Filter the data below down to each line that contains the string "divider", matching case exactly.

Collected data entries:
....................
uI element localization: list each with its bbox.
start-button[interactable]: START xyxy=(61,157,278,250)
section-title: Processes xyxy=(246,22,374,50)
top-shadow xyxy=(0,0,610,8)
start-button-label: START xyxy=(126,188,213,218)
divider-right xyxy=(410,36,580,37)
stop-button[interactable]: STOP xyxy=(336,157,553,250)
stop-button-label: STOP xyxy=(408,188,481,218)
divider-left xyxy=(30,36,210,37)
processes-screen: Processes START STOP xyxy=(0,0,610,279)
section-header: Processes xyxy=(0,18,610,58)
....................
> **Exercise output**
divider-right xyxy=(410,36,580,37)
divider-left xyxy=(30,36,210,37)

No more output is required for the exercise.